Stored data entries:
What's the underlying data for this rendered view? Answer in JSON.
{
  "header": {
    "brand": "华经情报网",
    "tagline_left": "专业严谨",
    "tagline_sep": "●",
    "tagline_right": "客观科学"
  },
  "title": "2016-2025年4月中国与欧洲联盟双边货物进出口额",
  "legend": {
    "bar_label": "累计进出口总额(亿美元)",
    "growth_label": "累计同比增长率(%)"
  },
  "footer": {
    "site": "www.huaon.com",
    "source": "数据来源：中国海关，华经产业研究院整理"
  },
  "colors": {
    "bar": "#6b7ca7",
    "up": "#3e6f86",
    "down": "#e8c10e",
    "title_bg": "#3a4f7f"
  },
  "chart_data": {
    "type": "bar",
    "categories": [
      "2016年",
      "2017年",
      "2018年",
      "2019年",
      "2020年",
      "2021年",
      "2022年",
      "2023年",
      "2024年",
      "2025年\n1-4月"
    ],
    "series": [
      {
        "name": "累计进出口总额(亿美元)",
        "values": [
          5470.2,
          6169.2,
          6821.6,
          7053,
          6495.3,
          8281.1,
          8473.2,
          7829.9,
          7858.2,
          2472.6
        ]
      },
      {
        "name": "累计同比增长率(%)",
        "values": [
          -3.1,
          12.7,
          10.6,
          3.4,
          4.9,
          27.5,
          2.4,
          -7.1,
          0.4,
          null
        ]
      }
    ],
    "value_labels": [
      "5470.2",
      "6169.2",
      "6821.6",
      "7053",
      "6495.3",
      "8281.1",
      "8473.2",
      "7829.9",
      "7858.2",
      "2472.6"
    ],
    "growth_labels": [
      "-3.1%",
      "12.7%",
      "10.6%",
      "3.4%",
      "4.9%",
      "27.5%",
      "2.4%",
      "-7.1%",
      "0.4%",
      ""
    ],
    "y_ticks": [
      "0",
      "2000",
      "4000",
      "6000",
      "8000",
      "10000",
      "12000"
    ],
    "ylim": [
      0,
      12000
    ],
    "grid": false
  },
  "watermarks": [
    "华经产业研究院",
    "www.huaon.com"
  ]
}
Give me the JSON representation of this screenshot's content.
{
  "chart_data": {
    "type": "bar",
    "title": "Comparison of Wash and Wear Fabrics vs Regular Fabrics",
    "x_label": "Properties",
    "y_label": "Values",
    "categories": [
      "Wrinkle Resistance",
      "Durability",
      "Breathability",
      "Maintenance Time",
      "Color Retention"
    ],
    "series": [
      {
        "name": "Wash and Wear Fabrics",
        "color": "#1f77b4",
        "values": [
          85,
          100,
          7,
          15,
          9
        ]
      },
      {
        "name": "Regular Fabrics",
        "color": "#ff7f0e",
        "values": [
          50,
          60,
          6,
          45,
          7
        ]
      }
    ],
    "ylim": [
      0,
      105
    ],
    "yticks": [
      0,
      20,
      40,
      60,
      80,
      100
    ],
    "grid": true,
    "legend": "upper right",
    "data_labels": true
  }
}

- **EXERCISE PROMPT**: List every line above that holds the word "name".

- **SOLUTION**:
        "name": "累计进出口总额(亿美元)",
        "name": "累计同比增长率(%)",
        "name": "Wash and Wear Fabrics",
        "name": "Regular Fabrics",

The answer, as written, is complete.